- What to produce -
Only the lines with the string "domicile" are needed; return each of them from the entries below.

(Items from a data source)
╭──

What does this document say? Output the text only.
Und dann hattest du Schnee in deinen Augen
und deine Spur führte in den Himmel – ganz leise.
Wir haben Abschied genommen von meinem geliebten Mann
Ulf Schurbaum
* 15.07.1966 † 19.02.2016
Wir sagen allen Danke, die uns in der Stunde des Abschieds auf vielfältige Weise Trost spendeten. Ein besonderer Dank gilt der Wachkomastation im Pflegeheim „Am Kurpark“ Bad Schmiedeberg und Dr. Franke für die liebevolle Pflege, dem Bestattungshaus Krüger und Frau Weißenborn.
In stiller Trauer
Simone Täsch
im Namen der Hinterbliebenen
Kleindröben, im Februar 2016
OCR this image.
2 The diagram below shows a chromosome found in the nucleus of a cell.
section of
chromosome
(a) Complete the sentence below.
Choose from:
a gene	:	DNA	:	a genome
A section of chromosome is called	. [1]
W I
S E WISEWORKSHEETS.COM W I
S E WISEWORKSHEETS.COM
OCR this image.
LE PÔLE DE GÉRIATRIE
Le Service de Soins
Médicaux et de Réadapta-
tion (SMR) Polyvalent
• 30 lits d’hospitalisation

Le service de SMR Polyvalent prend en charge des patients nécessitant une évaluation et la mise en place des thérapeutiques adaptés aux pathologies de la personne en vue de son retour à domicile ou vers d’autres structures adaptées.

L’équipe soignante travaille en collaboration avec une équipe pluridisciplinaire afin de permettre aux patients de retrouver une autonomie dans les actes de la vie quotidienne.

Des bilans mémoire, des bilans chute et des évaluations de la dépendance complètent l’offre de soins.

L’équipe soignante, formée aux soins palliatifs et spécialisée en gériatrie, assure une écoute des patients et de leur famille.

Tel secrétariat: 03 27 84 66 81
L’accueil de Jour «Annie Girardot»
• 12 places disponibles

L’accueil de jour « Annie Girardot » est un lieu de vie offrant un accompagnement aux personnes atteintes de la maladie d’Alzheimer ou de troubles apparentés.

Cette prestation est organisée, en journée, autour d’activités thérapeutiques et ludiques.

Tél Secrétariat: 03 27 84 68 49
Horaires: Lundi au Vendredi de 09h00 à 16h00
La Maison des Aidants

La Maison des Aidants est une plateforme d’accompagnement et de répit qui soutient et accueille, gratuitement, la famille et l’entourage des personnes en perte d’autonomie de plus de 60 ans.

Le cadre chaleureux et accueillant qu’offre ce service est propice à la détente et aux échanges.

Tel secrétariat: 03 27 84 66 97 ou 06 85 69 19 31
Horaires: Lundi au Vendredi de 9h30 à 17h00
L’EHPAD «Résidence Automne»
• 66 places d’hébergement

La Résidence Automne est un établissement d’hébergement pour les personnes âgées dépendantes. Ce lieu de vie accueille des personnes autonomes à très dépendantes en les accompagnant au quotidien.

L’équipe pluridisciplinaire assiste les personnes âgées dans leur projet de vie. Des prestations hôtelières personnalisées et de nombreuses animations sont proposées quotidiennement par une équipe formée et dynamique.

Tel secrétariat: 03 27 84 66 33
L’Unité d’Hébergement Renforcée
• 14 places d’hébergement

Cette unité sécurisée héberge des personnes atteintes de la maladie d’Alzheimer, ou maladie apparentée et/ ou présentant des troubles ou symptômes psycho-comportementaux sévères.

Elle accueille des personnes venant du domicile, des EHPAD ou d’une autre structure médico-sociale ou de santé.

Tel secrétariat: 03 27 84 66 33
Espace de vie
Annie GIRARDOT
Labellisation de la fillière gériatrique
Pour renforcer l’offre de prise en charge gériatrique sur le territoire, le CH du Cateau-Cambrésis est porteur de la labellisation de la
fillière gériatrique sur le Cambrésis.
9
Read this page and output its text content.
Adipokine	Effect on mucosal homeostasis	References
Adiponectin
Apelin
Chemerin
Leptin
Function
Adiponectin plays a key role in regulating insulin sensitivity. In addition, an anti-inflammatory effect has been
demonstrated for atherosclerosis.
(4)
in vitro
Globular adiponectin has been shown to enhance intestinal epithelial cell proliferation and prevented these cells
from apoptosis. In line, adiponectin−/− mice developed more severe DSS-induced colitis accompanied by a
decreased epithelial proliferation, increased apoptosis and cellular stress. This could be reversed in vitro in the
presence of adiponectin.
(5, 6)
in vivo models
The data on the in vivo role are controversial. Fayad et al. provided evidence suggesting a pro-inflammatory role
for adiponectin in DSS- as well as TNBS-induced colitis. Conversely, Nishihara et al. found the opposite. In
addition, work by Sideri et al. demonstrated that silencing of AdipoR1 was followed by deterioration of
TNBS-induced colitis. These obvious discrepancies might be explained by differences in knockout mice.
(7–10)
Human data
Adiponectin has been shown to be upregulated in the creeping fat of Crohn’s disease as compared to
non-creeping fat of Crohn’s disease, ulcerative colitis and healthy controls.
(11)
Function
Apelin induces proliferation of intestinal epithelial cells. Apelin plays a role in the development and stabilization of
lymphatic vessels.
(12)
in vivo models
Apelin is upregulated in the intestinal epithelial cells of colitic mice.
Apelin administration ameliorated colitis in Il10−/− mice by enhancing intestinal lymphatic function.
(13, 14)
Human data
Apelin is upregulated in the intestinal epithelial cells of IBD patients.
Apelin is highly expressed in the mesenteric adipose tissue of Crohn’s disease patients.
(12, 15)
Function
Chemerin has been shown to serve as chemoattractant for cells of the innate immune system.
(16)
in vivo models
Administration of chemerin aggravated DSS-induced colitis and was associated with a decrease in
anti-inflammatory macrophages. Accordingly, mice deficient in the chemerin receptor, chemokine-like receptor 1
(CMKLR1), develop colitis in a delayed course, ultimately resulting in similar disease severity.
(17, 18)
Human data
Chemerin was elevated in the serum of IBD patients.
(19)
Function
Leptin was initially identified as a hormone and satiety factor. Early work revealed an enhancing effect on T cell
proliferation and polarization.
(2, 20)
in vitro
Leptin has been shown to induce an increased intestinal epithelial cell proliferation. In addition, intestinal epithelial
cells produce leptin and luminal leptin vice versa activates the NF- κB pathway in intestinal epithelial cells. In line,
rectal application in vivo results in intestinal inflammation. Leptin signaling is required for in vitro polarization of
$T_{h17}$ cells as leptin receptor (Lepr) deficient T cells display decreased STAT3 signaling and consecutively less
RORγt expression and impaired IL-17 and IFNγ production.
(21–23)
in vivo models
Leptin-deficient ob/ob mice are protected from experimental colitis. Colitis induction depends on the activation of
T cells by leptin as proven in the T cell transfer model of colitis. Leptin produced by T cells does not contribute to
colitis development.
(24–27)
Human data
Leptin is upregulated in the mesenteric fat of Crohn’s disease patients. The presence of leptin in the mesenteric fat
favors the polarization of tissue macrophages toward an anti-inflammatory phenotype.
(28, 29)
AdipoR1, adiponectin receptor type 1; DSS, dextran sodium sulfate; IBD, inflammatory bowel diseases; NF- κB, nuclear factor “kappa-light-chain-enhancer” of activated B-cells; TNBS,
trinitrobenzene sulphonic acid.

╰──

- Answer area -
Le service de SMR Polyvalent prend en charge des patients nécessitant une évaluation et la mise en place des thérapeutiques adaptés aux pathologies de la personne en vue de son retour à domicile ou vers d’autres structures adaptées.
Elle accueille des personnes venant du domicile, des EHPAD ou d’une autre structure médico-sociale ou de santé.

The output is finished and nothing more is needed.